══ THE DATA

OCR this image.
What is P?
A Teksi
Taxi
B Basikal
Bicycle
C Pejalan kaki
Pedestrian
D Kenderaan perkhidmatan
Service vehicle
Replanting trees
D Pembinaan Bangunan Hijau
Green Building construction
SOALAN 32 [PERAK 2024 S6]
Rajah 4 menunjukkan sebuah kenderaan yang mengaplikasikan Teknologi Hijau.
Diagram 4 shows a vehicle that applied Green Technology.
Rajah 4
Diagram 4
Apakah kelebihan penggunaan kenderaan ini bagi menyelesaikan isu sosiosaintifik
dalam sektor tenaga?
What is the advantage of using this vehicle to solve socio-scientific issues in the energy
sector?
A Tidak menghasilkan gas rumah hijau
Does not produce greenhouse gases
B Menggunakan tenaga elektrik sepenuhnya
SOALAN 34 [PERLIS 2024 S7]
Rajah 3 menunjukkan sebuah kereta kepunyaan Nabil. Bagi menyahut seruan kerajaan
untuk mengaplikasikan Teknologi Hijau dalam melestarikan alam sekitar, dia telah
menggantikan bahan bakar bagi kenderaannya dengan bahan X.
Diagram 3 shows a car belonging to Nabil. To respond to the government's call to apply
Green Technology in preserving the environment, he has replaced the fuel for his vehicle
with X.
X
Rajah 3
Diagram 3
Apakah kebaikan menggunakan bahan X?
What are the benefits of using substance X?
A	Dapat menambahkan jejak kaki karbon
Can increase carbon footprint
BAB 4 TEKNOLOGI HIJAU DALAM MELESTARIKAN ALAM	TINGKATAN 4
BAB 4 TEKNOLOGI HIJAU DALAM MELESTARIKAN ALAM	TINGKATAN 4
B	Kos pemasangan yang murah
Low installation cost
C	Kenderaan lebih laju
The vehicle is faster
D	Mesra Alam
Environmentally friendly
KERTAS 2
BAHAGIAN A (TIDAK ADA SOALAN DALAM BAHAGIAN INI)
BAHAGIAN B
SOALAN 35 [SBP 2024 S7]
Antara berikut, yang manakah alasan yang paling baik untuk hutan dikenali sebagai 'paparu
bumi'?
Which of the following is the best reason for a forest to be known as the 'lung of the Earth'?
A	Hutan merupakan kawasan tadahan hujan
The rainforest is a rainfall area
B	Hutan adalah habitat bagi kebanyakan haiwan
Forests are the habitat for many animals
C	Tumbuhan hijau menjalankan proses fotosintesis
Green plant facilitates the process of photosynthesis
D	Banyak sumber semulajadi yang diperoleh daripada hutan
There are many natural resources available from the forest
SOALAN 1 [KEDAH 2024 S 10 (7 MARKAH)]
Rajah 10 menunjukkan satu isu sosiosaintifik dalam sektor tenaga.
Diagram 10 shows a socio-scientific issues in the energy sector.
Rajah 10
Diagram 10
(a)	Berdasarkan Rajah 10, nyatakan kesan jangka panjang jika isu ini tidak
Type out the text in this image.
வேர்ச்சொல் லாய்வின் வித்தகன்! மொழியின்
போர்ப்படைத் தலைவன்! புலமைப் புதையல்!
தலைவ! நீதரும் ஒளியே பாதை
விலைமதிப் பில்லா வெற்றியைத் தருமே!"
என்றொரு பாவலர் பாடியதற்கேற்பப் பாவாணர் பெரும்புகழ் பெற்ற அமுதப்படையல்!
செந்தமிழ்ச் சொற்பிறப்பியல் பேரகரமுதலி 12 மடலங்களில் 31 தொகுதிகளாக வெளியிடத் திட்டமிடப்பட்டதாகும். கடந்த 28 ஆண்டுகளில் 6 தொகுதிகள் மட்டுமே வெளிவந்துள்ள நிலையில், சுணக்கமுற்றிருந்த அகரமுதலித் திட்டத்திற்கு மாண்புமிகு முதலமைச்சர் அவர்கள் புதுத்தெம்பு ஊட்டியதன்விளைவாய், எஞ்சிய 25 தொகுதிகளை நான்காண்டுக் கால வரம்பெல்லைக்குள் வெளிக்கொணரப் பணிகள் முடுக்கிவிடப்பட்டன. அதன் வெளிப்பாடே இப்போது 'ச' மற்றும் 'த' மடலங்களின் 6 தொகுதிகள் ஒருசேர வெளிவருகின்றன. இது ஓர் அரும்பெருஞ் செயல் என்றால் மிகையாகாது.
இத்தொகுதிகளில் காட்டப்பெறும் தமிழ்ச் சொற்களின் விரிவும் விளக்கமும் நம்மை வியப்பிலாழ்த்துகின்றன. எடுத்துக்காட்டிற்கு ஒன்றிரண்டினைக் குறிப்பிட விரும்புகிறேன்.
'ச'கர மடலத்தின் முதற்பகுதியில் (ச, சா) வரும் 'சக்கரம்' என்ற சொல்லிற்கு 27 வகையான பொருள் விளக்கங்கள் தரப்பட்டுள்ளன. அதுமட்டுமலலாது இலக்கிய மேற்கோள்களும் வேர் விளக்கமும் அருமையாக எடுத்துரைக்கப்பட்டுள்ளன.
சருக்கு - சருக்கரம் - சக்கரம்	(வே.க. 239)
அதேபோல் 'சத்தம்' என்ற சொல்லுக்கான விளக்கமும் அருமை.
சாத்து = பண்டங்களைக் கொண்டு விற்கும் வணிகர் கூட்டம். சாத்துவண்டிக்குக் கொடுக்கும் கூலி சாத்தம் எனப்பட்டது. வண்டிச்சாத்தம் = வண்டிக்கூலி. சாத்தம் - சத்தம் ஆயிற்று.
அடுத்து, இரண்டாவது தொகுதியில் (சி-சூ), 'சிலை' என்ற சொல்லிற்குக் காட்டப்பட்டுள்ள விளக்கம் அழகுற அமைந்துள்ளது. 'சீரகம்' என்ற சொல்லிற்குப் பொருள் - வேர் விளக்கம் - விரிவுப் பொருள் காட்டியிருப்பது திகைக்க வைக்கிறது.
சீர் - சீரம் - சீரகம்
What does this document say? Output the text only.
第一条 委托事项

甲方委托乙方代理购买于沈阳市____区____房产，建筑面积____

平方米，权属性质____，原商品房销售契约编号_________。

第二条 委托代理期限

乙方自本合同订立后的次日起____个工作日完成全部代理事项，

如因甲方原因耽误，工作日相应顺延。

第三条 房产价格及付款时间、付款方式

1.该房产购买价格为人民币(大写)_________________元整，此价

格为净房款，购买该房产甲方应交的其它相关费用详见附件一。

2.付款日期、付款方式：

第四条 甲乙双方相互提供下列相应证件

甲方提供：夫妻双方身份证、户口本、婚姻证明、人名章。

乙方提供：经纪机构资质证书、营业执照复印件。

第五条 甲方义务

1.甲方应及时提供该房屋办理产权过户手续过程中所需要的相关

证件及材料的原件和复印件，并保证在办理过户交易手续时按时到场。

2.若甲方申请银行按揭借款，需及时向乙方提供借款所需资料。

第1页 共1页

════

PROBLEM
Write out every entry above, word for word.

COMPLETED EXERCISE
OCR this image.
What is P?
A Teksi
Taxi
B Basikal
Bicycle
C Pejalan kaki
Pedestrian
D Kenderaan perkhidmatan
Service vehicle
Replanting trees
D Pembinaan Bangunan Hijau
Green Building construction
SOALAN 32 [PERAK 2024 S6]
Rajah 4 menunjukkan sebuah kenderaan yang mengaplikasikan Teknologi Hijau.
Diagram 4 shows a vehicle that applied Green Technology.
Rajah 4
Diagram 4
Apakah kelebihan penggunaan kenderaan ini bagi menyelesaikan isu sosiosaintifik
dalam sektor tenaga?
What is the advantage of using this vehicle to solve socio-scientific issues in the energy
sector?
A Tidak menghasilkan gas rumah hijau
Does not produce greenhouse gases
B Menggunakan tenaga elektrik sepenuhnya
SOALAN 34 [PERLIS 2024 S7]
Rajah 3 menunjukkan sebuah kereta kepunyaan Nabil. Bagi menyahut seruan kerajaan
untuk mengaplikasikan Teknologi Hijau dalam melestarikan alam sekitar, dia telah
menggantikan bahan bakar bagi kenderaannya dengan bahan X.
Diagram 3 shows a car belonging to Nabil. To respond to the government's call to apply
Green Technology in preserving the environment, he has replaced the fuel for his vehicle
with X.
X
Rajah 3
Diagram 3
Apakah kebaikan menggunakan bahan X?
What are the benefits of using substance X?
A	Dapat menambahkan jejak kaki karbon
Can increase carbon footprint
BAB 4 TEKNOLOGI HIJAU DALAM MELESTARIKAN ALAM	TINGKATAN 4
BAB 4 TEKNOLOGI HIJAU DALAM MELESTARIKAN ALAM	TINGKATAN 4
B	Kos pemasangan yang murah
Low installation cost
C	Kenderaan lebih laju
The vehicle is faster
D	Mesra Alam
Environmentally friendly
KERTAS 2
BAHAGIAN A (TIDAK ADA SOALAN DALAM BAHAGIAN INI)
BAHAGIAN B
SOALAN 35 [SBP 2024 S7]
Antara berikut, yang manakah alasan yang paling baik untuk hutan dikenali sebagai 'paparu
bumi'?
Which of the following is the best reason for a forest to be known as the 'lung of the Earth'?
A	Hutan merupakan kawasan tadahan hujan
The rainforest is a rainfall area
B	Hutan adalah habitat bagi kebanyakan haiwan
Forests are the habitat for many animals
C	Tumbuhan hijau menjalankan proses fotosintesis
Green plant facilitates the process of photosynthesis
D	Banyak sumber semulajadi yang diperoleh daripada hutan
There are many natural resources available from the forest
SOALAN 1 [KEDAH 2024 S 10 (7 MARKAH)]
Rajah 10 menunjukkan satu isu sosiosaintifik dalam sektor tenaga.
Diagram 10 shows a socio-scientific issues in the energy sector.
Rajah 10
Diagram 10
(a)	Berdasarkan Rajah 10, nyatakan kesan jangka panjang jika isu ini tidak
Type out the text in this image.
வேர்ச்சொல் லாய்வின் வித்தகன்! மொழியின்
போர்ப்படைத் தலைவன்! புலமைப் புதையல்!
தலைவ! நீதரும் ஒளியே பாதை
விலைமதிப் பில்லா வெற்றியைத் தருமே!"
என்றொரு பாவலர் பாடியதற்கேற்பப் பாவாணர் பெரும்புகழ் பெற்ற அமுதப்படையல்!
செந்தமிழ்ச் சொற்பிறப்பியல் பேரகரமுதலி 12 மடலங்களில் 31 தொகுதிகளாக வெளியிடத் திட்டமிடப்பட்டதாகும். கடந்த 28 ஆண்டுகளில் 6 தொகுதிகள் மட்டுமே வெளிவந்துள்ள நிலையில், சுணக்கமுற்றிருந்த அகரமுதலித் திட்டத்திற்கு மாண்புமிகு முதலமைச்சர் அவர்கள் புதுத்தெம்பு ஊட்டியதன்விளைவாய், எஞ்சிய 25 தொகுதிகளை நான்காண்டுக் கால வரம்பெல்லைக்குள் வெளிக்கொணரப் பணிகள் முடுக்கிவிடப்பட்டன. அதன் வெளிப்பாடே இப்போது 'ச' மற்றும் 'த' மடலங்களின் 6 தொகுதிகள் ஒருசேர வெளிவருகின்றன. இது ஓர் அரும்பெருஞ் செயல் என்றால் மிகையாகாது.
இத்தொகுதிகளில் காட்டப்பெறும் தமிழ்ச் சொற்களின் விரிவும் விளக்கமும் நம்மை வியப்பிலாழ்த்துகின்றன. எடுத்துக்காட்டிற்கு ஒன்றிரண்டினைக் குறிப்பிட விரும்புகிறேன்.
'ச'கர மடலத்தின் முதற்பகுதியில் (ச, சா) வரும் 'சக்கரம்' என்ற சொல்லிற்கு 27 வகையான பொருள் விளக்கங்கள் தரப்பட்டுள்ளன. அதுமட்டுமலலாது இலக்கிய மேற்கோள்களும் வேர் விளக்கமும் அருமையாக எடுத்துரைக்கப்பட்டுள்ளன.
சருக்கு - சருக்கரம் - சக்கரம்	(வே.க. 239)
அதேபோல் 'சத்தம்' என்ற சொல்லுக்கான விளக்கமும் அருமை.
சாத்து = பண்டங்களைக் கொண்டு விற்கும் வணிகர் கூட்டம். சாத்துவண்டிக்குக் கொடுக்கும் கூலி சாத்தம் எனப்பட்டது. வண்டிச்சாத்தம் = வண்டிக்கூலி. சாத்தம் - சத்தம் ஆயிற்று.
அடுத்து, இரண்டாவது தொகுதியில் (சி-சூ), 'சிலை' என்ற சொல்லிற்குக் காட்டப்பட்டுள்ள விளக்கம் அழகுற அமைந்துள்ளது. 'சீரகம்' என்ற சொல்லிற்குப் பொருள் - வேர் விளக்கம் - விரிவுப் பொருள் காட்டியிருப்பது திகைக்க வைக்கிறது.
சீர் - சீரம் - சீரகம்
What does this document say? Output the text only.
第一条 委托事项

甲方委托乙方代理购买于沈阳市____区____房产，建筑面积____

平方米，权属性质____，原商品房销售契约编号_________。

第二条 委托代理期限

乙方自本合同订立后的次日起____个工作日完成全部代理事项，

如因甲方原因耽误，工作日相应顺延。

第三条 房产价格及付款时间、付款方式

1.该房产购买价格为人民币(大写)_________________元整，此价

格为净房款，购买该房产甲方应交的其它相关费用详见附件一。

2.付款日期、付款方式：

第四条 甲乙双方相互提供下列相应证件

甲方提供：夫妻双方身份证、户口本、婚姻证明、人名章。

乙方提供：经纪机构资质证书、营业执照复印件。

第五条 甲方义务

1.甲方应及时提供该房屋办理产权过户手续过程中所需要的相关

证件及材料的原件和复印件，并保证在办理过户交易手续时按时到场。

2.若甲方申请银行按揭借款，需及时向乙方提供借款所需资料。

第1页 共1页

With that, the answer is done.